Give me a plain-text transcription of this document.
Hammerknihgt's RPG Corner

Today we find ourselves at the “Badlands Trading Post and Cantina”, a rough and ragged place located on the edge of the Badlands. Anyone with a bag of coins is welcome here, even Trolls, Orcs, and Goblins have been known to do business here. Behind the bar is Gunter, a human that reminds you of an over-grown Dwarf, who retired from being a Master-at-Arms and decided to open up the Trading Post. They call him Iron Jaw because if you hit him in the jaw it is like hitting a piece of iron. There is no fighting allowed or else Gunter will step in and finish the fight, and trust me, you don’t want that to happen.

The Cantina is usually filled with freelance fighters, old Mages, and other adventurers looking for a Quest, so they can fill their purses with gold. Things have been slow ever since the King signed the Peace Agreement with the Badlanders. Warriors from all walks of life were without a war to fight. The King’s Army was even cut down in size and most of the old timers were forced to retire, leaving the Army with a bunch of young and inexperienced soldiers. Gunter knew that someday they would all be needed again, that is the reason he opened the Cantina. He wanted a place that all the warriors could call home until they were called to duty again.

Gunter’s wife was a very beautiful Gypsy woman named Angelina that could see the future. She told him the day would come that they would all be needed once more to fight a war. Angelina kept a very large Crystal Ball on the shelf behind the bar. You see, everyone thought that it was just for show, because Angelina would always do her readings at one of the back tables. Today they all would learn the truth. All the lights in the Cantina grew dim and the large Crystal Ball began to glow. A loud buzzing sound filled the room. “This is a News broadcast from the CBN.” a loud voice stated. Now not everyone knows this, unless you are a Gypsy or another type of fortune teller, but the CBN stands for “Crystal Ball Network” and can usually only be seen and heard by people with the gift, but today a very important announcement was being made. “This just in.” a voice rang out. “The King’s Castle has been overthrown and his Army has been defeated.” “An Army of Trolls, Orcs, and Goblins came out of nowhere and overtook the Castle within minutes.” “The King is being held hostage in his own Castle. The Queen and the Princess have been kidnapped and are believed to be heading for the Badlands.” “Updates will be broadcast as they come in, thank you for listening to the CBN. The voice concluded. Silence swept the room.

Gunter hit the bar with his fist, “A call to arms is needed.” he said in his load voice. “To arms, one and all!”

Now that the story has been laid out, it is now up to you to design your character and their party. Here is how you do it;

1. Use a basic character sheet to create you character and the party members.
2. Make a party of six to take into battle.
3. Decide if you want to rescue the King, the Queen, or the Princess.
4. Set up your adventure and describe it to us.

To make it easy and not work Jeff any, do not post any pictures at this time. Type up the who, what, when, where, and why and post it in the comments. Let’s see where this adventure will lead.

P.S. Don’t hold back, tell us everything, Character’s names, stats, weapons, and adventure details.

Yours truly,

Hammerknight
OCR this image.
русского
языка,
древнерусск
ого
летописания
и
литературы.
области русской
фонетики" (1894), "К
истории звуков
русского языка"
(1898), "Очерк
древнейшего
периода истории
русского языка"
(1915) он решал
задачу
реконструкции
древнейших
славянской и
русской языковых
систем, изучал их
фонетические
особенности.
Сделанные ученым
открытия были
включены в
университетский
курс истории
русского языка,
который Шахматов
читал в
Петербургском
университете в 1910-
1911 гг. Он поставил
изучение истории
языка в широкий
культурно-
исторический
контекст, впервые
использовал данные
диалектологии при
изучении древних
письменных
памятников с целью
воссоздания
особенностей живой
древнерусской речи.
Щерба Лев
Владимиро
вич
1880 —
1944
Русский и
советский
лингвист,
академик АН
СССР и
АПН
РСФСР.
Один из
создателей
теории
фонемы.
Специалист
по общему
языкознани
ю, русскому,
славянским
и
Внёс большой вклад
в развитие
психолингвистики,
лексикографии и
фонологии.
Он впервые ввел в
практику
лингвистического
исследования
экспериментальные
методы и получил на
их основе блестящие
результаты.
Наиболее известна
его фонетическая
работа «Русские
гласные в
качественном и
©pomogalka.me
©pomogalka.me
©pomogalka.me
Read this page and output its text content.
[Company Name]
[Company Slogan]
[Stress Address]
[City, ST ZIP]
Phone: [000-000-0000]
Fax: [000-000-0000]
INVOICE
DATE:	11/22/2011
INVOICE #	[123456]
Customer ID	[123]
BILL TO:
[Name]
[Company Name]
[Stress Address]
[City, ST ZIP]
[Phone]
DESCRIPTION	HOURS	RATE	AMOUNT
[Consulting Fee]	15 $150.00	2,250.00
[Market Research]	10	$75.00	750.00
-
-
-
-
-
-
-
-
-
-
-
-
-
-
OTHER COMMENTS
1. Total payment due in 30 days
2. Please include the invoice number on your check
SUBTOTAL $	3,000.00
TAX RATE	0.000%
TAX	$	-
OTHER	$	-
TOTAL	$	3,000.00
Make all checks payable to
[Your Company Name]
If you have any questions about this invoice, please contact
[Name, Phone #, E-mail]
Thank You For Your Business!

WRITTEN TASK: Print all the data exactly.

THE RESPONSE:
Give me a plain-text transcription of this document.
Hammerknihgt's RPG Corner

Today we find ourselves at the “Badlands Trading Post and Cantina”, a rough and ragged place located on the edge of the Badlands. Anyone with a bag of coins is welcome here, even Trolls, Orcs, and Goblins have been known to do business here. Behind the bar is Gunter, a human that reminds you of an over-grown Dwarf, who retired from being a Master-at-Arms and decided to open up the Trading Post. They call him Iron Jaw because if you hit him in the jaw it is like hitting a piece of iron. There is no fighting allowed or else Gunter will step in and finish the fight, and trust me, you don’t want that to happen.

The Cantina is usually filled with freelance fighters, old Mages, and other adventurers looking for a Quest, so they can fill their purses with gold. Things have been slow ever since the King signed the Peace Agreement with the Badlanders. Warriors from all walks of life were without a war to fight. The King’s Army was even cut down in size and most of the old timers were forced to retire, leaving the Army with a bunch of young and inexperienced soldiers. Gunter knew that someday they would all be needed again, that is the reason he opened the Cantina. He wanted a place that all the warriors could call home until they were called to duty again.

Gunter’s wife was a very beautiful Gypsy woman named Angelina that could see the future. She told him the day would come that they would all be needed once more to fight a war. Angelina kept a very large Crystal Ball on the shelf behind the bar. You see, everyone thought that it was just for show, because Angelina would always do her readings at one of the back tables. Today they all would learn the truth. All the lights in the Cantina grew dim and the large Crystal Ball began to glow. A loud buzzing sound filled the room. “This is a News broadcast from the CBN.” a loud voice stated. Now not everyone knows this, unless you are a Gypsy or another type of fortune teller, but the CBN stands for “Crystal Ball Network” and can usually only be seen and heard by people with the gift, but today a very important announcement was being made. “This just in.” a voice rang out. “The King’s Castle has been overthrown and his Army has been defeated.” “An Army of Trolls, Orcs, and Goblins came out of nowhere and overtook the Castle within minutes.” “The King is being held hostage in his own Castle. The Queen and the Princess have been kidnapped and are believed to be heading for the Badlands.” “Updates will be broadcast as they come in, thank you for listening to the CBN. The voice concluded. Silence swept the room.

Gunter hit the bar with his fist, “A call to arms is needed.” he said in his load voice. “To arms, one and all!”

Now that the story has been laid out, it is now up to you to design your character and their party. Here is how you do it;

1. Use a basic character sheet to create you character and the party members.
2. Make a party of six to take into battle.
3. Decide if you want to rescue the King, the Queen, or the Princess.
4. Set up your adventure and describe it to us.

To make it easy and not work Jeff any, do not post any pictures at this time. Type up the who, what, when, where, and why and post it in the comments. Let’s see where this adventure will lead.

P.S. Don’t hold back, tell us everything, Character’s names, stats, weapons, and adventure details.

Yours truly,

Hammerknight
OCR this image.
русского
языка,
древнерусск
ого
летописания
и
литературы.
области русской
фонетики" (1894), "К
истории звуков
русского языка"
(1898), "Очерк
древнейшего
периода истории
русского языка"
(1915) он решал
задачу
реконструкции
древнейших
славянской и
русской языковых
систем, изучал их
фонетические
особенности.
Сделанные ученым
открытия были
включены в
университетский
курс истории
русского языка,
который Шахматов
читал в
Петербургском
университете в 1910-
1911 гг. Он поставил
изучение истории
языка в широкий
культурно-
исторический
контекст, впервые
использовал данные
диалектологии при
изучении древних
письменных
памятников с целью
воссоздания
особенностей живой
древнерусской речи.
Щерба Лев
Владимиро
вич
1880 —
1944
Русский и
советский
лингвист,
академик АН
СССР и
АПН
РСФСР.
Один из
создателей
теории
фонемы.
Специалист
по общему
языкознани
ю, русскому,
славянским
и
Внёс большой вклад
в развитие
психолингвистики,
лексикографии и
фонологии.
Он впервые ввел в
практику
лингвистического
исследования
экспериментальные
методы и получил на
их основе блестящие
результаты.
Наиболее известна
его фонетическая
работа «Русские
гласные в
качественном и
©pomogalka.me
©pomogalka.me
©pomogalka.me
Read this page and output its text content.
[Company Name]
[Company Slogan]
[Stress Address]
[City, ST ZIP]
Phone: [000-000-0000]
Fax: [000-000-0000]
INVOICE
DATE:	11/22/2011
INVOICE #	[123456]
Customer ID	[123]
BILL TO:
[Name]
[Company Name]
[Stress Address]
[City, ST ZIP]
[Phone]
DESCRIPTION	HOURS	RATE	AMOUNT
[Consulting Fee]	15 $150.00	2,250.00
[Market Research]	10	$75.00	750.00
-
-
-
-
-
-
-
-
-
-
-
-
-
-
OTHER COMMENTS
1. Total payment due in 30 days
2. Please include the invoice number on your check
SUBTOTAL $	3,000.00
TAX RATE	0.000%
TAX	$	-
OTHER	$	-
TOTAL	$	3,000.00
Make all checks payable to
[Your Company Name]
If you have any questions about this invoice, please contact
[Name, Phone #, E-mail]
Thank You For Your Business!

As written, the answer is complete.